Records
——————————

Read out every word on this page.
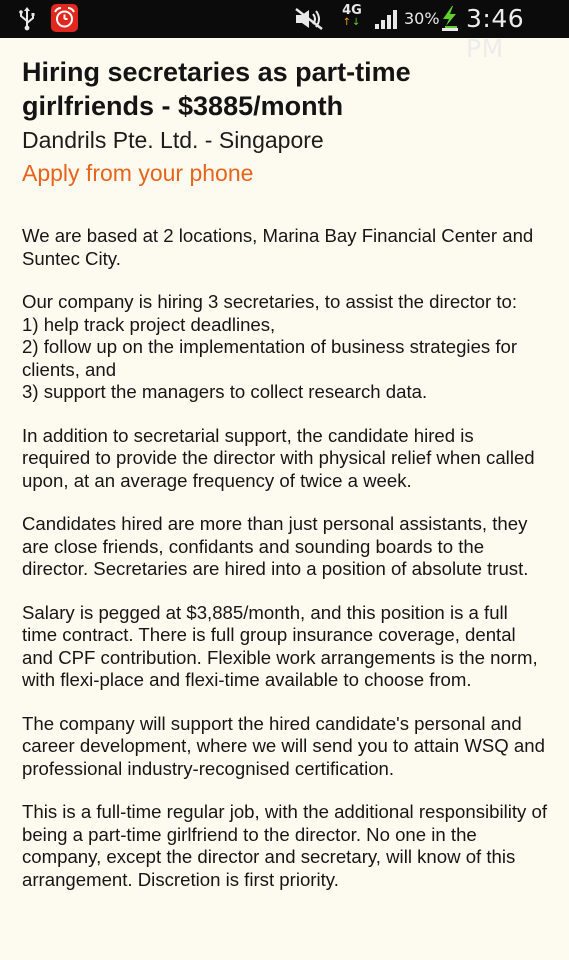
4G
↑↓	30% 3:46 PM
Hiring secretaries as part-time girlfriends - $3885/month
Dandrils Pte. Ltd. - Singapore
Apply from your phone

We are based at 2 locations, Marina Bay Financial Center and Suntec City.

Our company is hiring 3 secretaries, to assist the director to:
1) help track project deadlines,
2) follow up on the implementation of business strategies for clients, and
3) support the managers to collect research data.

In addition to secretarial support, the candidate hired is required to provide the director with physical relief when called upon, at an average frequency of twice a week.

Candidates hired are more than just personal assistants, they are close friends, confidants and sounding boards to the director. Secretaries are hired into a position of absolute trust.

Salary is pegged at $3,885/month, and this position is a full time contract. There is full group insurance coverage, dental and CPF contribution. Flexible work arrangements is the norm, with flexi-place and flexi-time available to choose from.

The company will support the hired candidate's personal and career development, where we will send you to attain WSQ and professional industry-recognised certification.

This is a full-time regular job, with the additional responsibility of being a part-time girlfriend to the director. No one in the company, except the director and secretary, will know of this arrangement. Discretion is first priority.
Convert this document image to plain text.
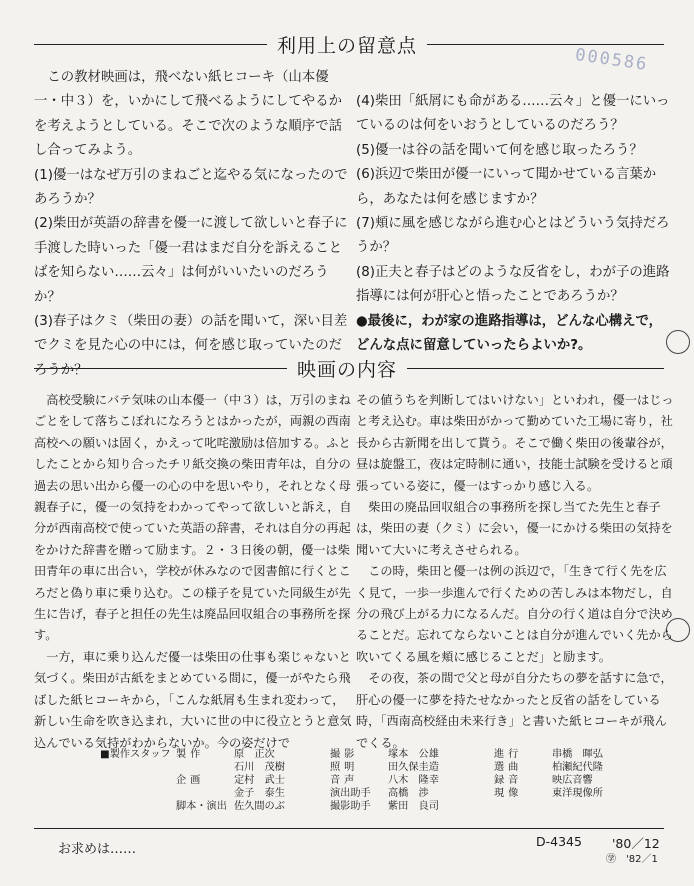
利用上の留意点	000586

この教材映画は，飛べない紙ヒコーキ（山本優一・中３）を，いかにして飛べるようにしてやるかを考えようとしている。そこで次のような順序で話し合ってみよう。

(1)優一はなぜ万引のまねごと迄やる気になったのであろうか？

(2)柴田が英語の辞書を優一に渡して欲しいと春子に手渡した時いった「優一君はまだ自分を訴えることばを知らない……云々」は何がいいたいのだろうか？

(3)春子はクミ（柴田の妻）の話を聞いて，深い目差でクミを見た心の中には，何を感じ取っていたのだろうか？

(4)柴田「紙屑にも命がある……云々」と優一にいっているのは何をいおうとしているのだろう？

(5)優一は谷の話を聞いて何を感じ取ったろう？

(6)浜辺で柴田が優一にいって聞かせている言葉から，あなたは何を感じますか？

(7)頬に風を感じながら進む心とはどういう気持だろうか？

(8)正夫と春子はどのような反省をし，わが子の進路指導には何が肝心と悟ったことであろうか？

●最後に，わが家の進路指導は，どんな心構えで，どんな点に留意していったらよいか?。

映画の内容

高校受験にバテ気味の山本優一（中３）は，万引のまねごとをして落ちこぼれになろうとはかったが，両親の西南高校への願いは固く，かえって叱咤激励は倍加する。ふとしたことから知り合ったチリ紙交換の柴田青年は，自分の過去の思い出から優一の心の中を思いやり，それとなく母親春子に，優一の気持をわかってやって欲しいと訴え，自分が西南高校で使っていた英語の辞書，それは自分の再起をかけた辞書を贈って励ます。２・３日後の朝，優一は柴田青年の車に出合い，学校が休みなので図書館に行くところだと偽り車に乗り込む。この様子を見ていた同級生が先生に告げ，春子と担任の先生は廃品回収組合の事務所を探す。

一方，車に乗り込んだ優一は柴田の仕事も楽じゃないと気づく。柴田が古紙をまとめている間に，優一がやたら飛ばした紙ヒコーキから，「こんな紙屑も生まれ変わって，新しい生命を吹き込まれ，大いに世の中に役立とうと意気込んでいる気持がわからないか。今の姿だけで

その値うちを判断してはいけない」といわれ，優一はじっと考え込む。車は柴田がかって勤めていた工場に寄り，社長から古新聞を出して貰う。そこで働く柴田の後輩谷が，昼は旋盤工，夜は定時制に通い，技能士試験を受けると頑張っている姿に，優一はすっかり感じ入る。

柴田の廃品回収組合の事務所を探し当てた先生と春子は，柴田の妻（クミ）に会い，優一にかける柴田の気持を聞いて大いに考えさせられる。

この時，柴田と優一は例の浜辺で，「生きて行く先を広く見て，一歩一歩進んで行くための苦しみは本物だし，自分の飛び上がる力になるんだ。自分の行く道は自分で決めることだ。忘れてならないことは自分が進んでいく先から吹いてくる風を頬に感じることだ」と励ます。

その夜，茶の間で父と母が自分たちの夢を話すに急で，肝心の優一に夢を持たせなかったと反省の話をしている時，「西南高校経由未来行き」と書いた紙ヒコーキが飛んでくる。

■製作スタッフ 製作	原　正次
石川　茂樹
企画	定村　武士
金子　泰生
脚本・演出 佐久間のぶ
撮影	塚本　公雄
照明	田久保圭造
音声	八木　隆幸
演出助手	高橋　渉
撮影助手	紫田　良司
進行	串橋　暉弘
選曲	柏瀬紀代隆
録音	映広音響
現像	東洋現像所
お求めは……
D-4345 '80／12
㊫　'82／1
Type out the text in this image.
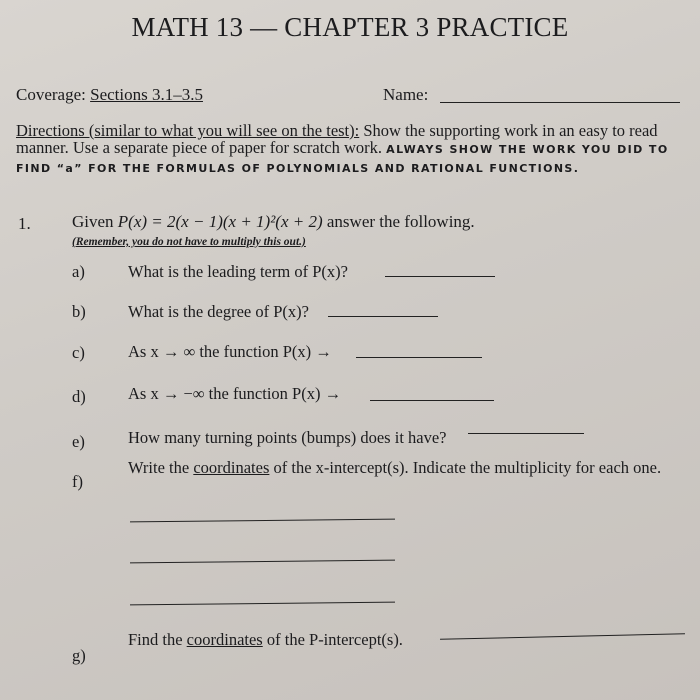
MATH 13 — CHAPTER 3 PRACTICE
Coverage: Sections 3.1–3.5	Name:
Directions (similar to what you will see on the test): Show the supporting work in an easy to read manner. Use a separate piece of paper for scratch work. ALWAYS SHOW THE WORK YOU DID TO FIND “a” FOR THE FORMULAS OF POLYNOMIALS AND RATIONAL FUNCTIONS.
1. Given P(x) = 2(x − 1)(x + 1)²(x + 2) answer the following.
(Remember, you do not have to multiply this out.)
a)	What is the leading term of P(x)?
b)	What is the degree of P(x)?
c)	As x → ∞ the function P(x) →
d)	As x → −∞ the function P(x) →
e)	How many turning points (bumps) does it have?
f)
Write the coordinates of the x-intercept(s). Indicate the multiplicity for each one.
g)
Find the coordinates of the P-intercept(s).
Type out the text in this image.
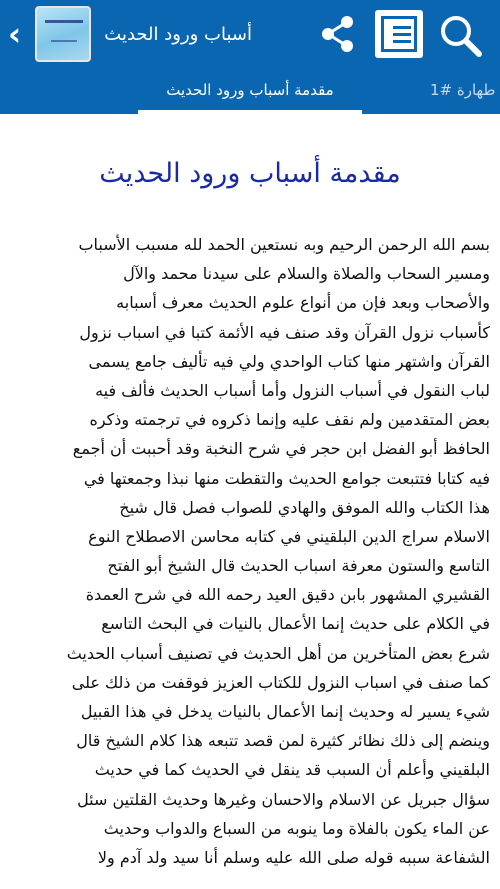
‹	أسباب ورود الحديث
مقدمة أسباب ورود الحديث	طهارة #1
مقدمة أسباب ورود الحديث
بسم الله الرحمن الرحيم وبه نستعين الحمد لله مسبب الأسباب
ومسير السحاب والصلاة والسلام على سيدنا محمد والآل
والأصحاب وبعد فإن من أنواع علوم الحديث معرف أسبابه
كأسباب نزول القرآن وقد صنف فيه الأئمة كتبا في اسباب نزول
القرآن واشتهر منها كتاب الواحدي ولي فيه تأليف جامع يسمى
لباب النقول في أسباب النزول وأما أسباب الحديث فألف فيه
بعض المتقدمين ولم نقف عليه وإنما ذكروه في ترجمته وذكره
الحافظ أبو الفضل ابن حجر في شرح النخبة وقد أحببت أن أجمع
فيه كتابا فتتبعت جوامع الحديث والتقطت منها نبذا وجمعتها في
هذا الكتاب والله الموفق والهادي للصواب فصل قال شيخ
الاسلام سراج الدين البلقيني في كتابه محاسن الاصطلاح النوع
التاسع والستون معرفة اسباب الحديث قال الشيخ أبو الفتح
القشيري المشهور بابن دقيق العيد رحمه الله في شرح العمدة
في الكلام على حديث إنما الأعمال بالنيات في البحث التاسع
شرع بعض المتأخرين من أهل الحديث في تصنيف أسباب الحديث
كما صنف في اسباب النزول للكتاب العزيز فوقفت من ذلك على
شيء يسير له وحديث إنما الأعمال بالنيات يدخل في هذا القبيل
وينضم إلى ذلك نظائر كثيرة لمن قصد تتبعه هذا كلام الشيخ قال
البلقيني وأعلم أن السبب قد ينقل في الحديث كما في حديث
سؤال جبريل عن الاسلام والاحسان وغيرها وحديث القلتين سئل
عن الماء يكون بالفلاة وما ينوبه من السباع والدواب وحديث
الشفاعة سببه قوله صلى الله عليه وسلم أنا سيد ولد آدم ولا
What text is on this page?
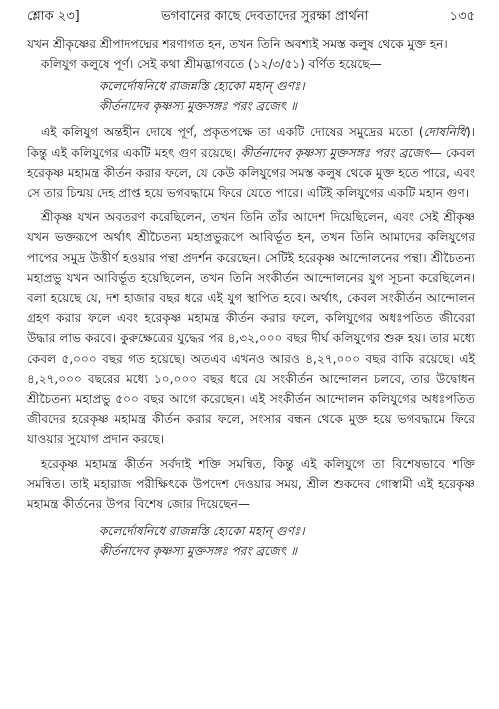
শ্লোক ২৩]	ভগবানের কাছে দেবতাদের সুরক্ষা প্রার্থনা	১৩৫

যখন শ্রীকৃষ্ণের শ্রীপাদপদ্মের শরণাগত হন, তখন তিনি অবশ্যই সমস্ত কলুষ থেকে মুক্ত হন।

কলিযুগ কলুষে পূর্ণ। সেই কথা শ্রীমদ্ভাগবতে (১২/৩/৫১) বর্ণিত হয়েছে—

কলের্দোষনিধে রাজন্নস্তি হ্যেকো মহান্ গুণঃ।
কীর্তনাদেব কৃষ্ণস্য মুক্তসঙ্গঃ পরং ব্রজেৎ ॥

এই কলিযুগ অন্তহীন দোষে পূর্ণ, প্রকৃতপক্ষে তা একটি দোষের সমুদ্রের মতো (দোষনিধি)। কিন্তু এই কলিযুগের একটি মহৎ গুণ রয়েছে। কীর্তনাদেব কৃষ্ণস্য মুক্তসঙ্গঃ পরং ব্রজেৎ— কেবল হরেকৃষ্ণ মহামন্ত্র কীর্তন করার ফলে, যে কেউ কলিযুগের সমস্ত কলুষ থেকে মুক্ত হতে পারে, এবং সে তার চিন্ময় দেহ প্রাপ্ত হয়ে ভগবদ্ধামে ফিরে যেতে পারে। এটিই কলিযুগের একটি মহান গুণ।

শ্রীকৃষ্ণ যখন অবতরণ করেছিলেন, তখন তিনি তাঁর আদেশ দিয়েছিলেন, এবং সেই শ্রীকৃষ্ণ যখন ভক্তরূপে অর্থাৎ শ্রীচৈতন্য মহাপ্রভুরূপে আবির্ভূত হন, তখন তিনি আমাদের কলিযুগের পাপের সমুদ্র উত্তীর্ণ হওয়ার পন্থা প্রদর্শন করেছেন। সেটিই হরেকৃষ্ণ আন্দোলনের পন্থা। শ্রীচৈতন্য মহাপ্রভু যখন আবির্ভূত হয়েছিলেন, তখন তিনি সংকীর্তন আন্দোলনের যুগ সূচনা করেছিলেন। বলা হয়েছে যে, দশ হাজার বছর ধরে এই যুগ স্থাপিত হবে। অর্থাৎ, কেবল সংকীর্তন আন্দোলন গ্রহণ করার ফলে এবং হরেকৃষ্ণ মহামন্ত্র কীর্তন করার ফলে, কলিযুগের অধঃপতিত জীবেরা উদ্ধার লাভ করবে। কুরুক্ষেত্রের যুদ্ধের পর ৪,৩২,০০০ বছর দীর্ঘ কলিযুগের শুরু হয়। তার মধ্যে কেবল ৫,০০০ বছর গত হয়েছে। অতএব এখনও আরও ৪,২৭,০০০ বছর বাকি রয়েছে। এই ৪,২৭,০০০ বছরের মধ্যে ১০,০০০ বছর ধরে যে সংকীর্তন আন্দোলন চলবে, তার উদ্বোধন শ্রীচৈতন্য মহাপ্রভু ৫০০ বছর আগে করেছেন। এই সংকীর্তন আন্দোলন কলিযুগের অধঃপতিত জীবদের হরেকৃষ্ণ মহামন্ত্র কীর্তন করার ফলে, সংসার বন্ধন থেকে মুক্ত হয়ে ভগবদ্ধামে ফিরে যাওয়ার সুযোগ প্রদান করছে।

হরেকৃষ্ণ মহামন্ত্র কীর্তন সর্বদাই শক্তি সমন্বিত, কিন্তু এই কলিযুগে তা বিশেষভাবে শক্তি সমন্বিত। তাই মহারাজ পরীক্ষিৎকে উপদেশ দেওয়ার সময়, শ্রীল শুকদেব গোস্বামী এই হরেকৃষ্ণ মহামন্ত্র কীর্তনের উপর বিশেষ জোর দিয়েছেন—

কলের্দোষনিধে রাজন্নস্তি হ্যেকো মহান্ গুণঃ।
কীর্তনাদেব কৃষ্ণস্য মুক্তসঙ্গঃ পরং ব্রজেৎ ॥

——————————

Work to be completed — Which lines contain the word "الشيخ"? Copy each of them.

Result of the task —
التاسع والستون معرفة اسباب الحديث قال الشيخ أبو الفتح
وينضم إلى ذلك نظائر كثيرة لمن قصد تتبعه هذا كلام الشيخ قال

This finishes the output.